● What you need to do
List each line of the data that holds the string "perpendicular", please.

● Listed records
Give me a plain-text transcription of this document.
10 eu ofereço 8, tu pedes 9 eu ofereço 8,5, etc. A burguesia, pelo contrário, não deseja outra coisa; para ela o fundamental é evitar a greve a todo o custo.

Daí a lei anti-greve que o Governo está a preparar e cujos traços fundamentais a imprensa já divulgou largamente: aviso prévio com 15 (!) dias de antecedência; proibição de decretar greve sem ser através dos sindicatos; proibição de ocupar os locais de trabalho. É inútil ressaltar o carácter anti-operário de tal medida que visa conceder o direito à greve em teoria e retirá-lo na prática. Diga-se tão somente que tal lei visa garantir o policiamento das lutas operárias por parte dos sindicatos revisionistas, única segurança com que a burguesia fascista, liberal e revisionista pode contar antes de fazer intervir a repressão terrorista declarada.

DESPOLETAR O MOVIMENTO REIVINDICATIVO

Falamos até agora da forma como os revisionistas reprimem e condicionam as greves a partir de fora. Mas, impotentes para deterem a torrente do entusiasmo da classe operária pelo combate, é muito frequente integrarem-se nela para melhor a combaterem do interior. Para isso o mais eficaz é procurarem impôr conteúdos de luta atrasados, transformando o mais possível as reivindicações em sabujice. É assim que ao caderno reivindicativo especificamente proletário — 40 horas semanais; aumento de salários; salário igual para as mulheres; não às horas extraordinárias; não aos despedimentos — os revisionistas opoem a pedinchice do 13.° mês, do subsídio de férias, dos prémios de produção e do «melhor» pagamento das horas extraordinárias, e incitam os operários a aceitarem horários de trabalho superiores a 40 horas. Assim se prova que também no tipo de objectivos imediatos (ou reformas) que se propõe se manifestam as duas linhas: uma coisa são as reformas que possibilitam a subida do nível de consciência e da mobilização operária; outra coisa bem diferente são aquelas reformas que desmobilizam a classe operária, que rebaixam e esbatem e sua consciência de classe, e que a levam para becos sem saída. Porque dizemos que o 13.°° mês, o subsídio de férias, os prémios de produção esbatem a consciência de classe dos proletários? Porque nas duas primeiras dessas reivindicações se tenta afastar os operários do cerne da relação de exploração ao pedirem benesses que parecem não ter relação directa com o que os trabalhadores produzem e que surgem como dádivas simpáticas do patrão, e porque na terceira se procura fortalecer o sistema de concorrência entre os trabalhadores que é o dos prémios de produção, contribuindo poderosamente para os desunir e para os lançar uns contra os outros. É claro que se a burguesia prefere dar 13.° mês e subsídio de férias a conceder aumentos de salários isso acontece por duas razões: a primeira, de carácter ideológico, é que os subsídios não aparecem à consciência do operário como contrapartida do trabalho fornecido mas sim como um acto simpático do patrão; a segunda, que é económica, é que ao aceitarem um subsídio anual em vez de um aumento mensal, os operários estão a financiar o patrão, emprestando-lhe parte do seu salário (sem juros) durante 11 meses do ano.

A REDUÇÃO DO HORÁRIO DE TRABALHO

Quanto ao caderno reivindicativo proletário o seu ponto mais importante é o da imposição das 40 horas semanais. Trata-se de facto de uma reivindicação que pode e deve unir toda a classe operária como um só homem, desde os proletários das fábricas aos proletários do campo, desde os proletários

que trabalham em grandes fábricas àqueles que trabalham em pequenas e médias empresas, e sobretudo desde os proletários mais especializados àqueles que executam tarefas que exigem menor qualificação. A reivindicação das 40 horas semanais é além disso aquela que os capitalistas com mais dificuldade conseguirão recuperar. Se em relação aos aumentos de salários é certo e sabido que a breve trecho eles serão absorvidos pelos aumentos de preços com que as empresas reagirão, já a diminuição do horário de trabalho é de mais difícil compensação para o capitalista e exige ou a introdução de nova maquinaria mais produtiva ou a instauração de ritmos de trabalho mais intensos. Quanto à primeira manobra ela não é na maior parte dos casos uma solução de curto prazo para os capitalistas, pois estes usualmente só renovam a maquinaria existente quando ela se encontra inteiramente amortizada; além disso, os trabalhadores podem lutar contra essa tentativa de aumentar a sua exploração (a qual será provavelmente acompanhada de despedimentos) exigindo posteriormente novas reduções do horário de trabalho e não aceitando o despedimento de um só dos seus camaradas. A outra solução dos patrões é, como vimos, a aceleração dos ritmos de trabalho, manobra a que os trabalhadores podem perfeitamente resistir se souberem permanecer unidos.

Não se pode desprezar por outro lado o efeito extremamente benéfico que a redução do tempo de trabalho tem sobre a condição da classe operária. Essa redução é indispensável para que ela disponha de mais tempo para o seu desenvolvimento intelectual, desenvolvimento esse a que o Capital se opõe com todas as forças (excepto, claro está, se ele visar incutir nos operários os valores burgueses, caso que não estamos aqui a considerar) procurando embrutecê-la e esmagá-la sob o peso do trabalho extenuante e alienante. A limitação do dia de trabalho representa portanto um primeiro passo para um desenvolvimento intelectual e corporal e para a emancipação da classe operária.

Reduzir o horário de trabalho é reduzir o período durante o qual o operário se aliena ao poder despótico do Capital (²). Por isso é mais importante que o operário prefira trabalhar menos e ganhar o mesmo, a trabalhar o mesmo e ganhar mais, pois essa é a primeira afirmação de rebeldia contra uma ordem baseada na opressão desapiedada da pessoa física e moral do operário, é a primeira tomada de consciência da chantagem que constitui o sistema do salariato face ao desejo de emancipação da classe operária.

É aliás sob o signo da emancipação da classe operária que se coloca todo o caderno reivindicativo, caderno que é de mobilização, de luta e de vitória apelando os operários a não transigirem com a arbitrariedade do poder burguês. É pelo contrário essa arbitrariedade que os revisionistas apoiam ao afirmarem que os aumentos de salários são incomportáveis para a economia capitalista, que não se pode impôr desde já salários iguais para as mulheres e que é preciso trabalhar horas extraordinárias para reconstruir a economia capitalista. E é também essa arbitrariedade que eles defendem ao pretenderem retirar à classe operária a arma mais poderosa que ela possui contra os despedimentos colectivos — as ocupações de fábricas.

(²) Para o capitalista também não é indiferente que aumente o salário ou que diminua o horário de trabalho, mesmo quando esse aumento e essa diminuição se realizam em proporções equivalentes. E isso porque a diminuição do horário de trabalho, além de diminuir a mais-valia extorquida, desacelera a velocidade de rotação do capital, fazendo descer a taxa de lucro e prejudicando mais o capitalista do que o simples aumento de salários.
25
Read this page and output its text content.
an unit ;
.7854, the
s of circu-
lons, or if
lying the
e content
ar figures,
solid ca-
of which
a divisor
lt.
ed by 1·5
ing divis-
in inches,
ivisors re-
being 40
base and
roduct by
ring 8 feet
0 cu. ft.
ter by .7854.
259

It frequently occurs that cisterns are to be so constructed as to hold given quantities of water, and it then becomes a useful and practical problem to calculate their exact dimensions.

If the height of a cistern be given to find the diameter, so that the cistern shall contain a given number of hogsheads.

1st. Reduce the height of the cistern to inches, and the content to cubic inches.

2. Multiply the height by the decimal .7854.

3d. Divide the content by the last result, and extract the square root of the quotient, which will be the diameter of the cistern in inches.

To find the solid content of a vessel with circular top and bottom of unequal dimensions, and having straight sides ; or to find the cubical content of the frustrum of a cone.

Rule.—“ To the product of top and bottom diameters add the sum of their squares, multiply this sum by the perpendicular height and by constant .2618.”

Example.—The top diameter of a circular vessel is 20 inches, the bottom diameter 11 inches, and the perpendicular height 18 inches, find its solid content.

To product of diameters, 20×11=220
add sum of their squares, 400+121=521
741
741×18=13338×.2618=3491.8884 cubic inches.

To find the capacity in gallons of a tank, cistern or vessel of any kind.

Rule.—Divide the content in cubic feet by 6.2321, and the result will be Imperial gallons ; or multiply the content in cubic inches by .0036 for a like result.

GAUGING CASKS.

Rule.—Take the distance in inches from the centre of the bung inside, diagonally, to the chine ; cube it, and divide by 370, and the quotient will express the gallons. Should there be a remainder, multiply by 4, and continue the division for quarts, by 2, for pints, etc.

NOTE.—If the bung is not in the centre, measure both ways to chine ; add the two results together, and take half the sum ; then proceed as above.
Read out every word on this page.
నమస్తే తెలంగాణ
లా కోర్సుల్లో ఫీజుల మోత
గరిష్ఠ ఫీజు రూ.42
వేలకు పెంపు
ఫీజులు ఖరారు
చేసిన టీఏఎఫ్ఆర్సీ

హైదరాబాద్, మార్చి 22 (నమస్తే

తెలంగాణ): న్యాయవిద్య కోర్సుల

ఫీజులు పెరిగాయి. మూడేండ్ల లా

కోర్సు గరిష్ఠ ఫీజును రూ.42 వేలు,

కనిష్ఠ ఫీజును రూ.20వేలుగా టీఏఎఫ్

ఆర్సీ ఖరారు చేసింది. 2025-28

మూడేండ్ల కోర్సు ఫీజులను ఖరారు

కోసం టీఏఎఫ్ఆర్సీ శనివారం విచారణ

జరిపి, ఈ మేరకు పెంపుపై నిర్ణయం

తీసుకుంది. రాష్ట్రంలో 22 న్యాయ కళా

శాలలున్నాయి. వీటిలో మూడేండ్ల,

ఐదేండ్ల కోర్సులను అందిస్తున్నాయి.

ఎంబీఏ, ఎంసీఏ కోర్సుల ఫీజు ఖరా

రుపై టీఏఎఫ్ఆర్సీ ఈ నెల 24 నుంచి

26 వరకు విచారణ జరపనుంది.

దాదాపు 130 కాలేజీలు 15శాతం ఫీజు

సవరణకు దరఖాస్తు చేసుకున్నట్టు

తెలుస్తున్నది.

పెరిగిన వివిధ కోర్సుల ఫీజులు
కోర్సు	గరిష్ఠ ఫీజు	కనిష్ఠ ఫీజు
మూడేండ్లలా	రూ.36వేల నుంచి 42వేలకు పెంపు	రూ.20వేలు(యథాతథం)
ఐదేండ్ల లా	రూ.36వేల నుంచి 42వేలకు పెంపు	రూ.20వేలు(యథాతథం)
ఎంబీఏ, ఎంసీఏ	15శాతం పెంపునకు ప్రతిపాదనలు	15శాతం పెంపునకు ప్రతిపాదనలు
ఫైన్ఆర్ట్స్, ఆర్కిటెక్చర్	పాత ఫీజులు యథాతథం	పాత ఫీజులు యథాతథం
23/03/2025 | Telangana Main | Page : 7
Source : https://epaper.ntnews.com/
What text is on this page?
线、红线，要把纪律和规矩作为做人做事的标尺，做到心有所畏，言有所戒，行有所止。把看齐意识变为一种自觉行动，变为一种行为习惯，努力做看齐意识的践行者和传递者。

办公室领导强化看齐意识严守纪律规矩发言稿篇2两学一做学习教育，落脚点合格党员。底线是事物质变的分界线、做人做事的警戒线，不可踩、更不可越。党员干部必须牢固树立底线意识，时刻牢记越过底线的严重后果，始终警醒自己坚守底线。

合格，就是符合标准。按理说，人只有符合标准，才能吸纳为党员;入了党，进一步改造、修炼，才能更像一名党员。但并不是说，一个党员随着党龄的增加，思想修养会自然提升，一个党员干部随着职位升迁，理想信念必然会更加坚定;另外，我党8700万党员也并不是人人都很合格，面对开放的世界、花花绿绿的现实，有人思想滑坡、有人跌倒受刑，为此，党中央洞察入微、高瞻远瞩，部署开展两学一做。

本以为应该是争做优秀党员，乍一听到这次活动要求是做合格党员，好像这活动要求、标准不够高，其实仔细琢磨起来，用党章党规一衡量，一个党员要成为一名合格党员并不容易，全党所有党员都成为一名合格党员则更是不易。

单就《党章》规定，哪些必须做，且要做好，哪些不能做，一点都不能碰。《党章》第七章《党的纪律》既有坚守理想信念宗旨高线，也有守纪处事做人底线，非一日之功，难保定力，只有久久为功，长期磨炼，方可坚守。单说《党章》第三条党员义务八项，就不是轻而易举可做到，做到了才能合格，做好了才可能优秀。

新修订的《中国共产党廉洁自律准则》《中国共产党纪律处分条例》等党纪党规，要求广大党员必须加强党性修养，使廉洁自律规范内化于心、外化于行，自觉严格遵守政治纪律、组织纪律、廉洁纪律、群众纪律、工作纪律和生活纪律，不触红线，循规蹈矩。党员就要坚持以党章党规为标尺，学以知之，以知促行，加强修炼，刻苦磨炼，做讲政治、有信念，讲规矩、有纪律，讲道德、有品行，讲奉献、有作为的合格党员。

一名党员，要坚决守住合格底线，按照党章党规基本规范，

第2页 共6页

● Response to this task
Rule.—“ To the product of top and bottom diameters add the sum of their squares, multiply this sum by the perpendicular height and by constant .2618.”
Example.—The top diameter of a circular vessel is 20 inches, the bottom diameter 11 inches, and the perpendicular height 18 inches, find its solid content.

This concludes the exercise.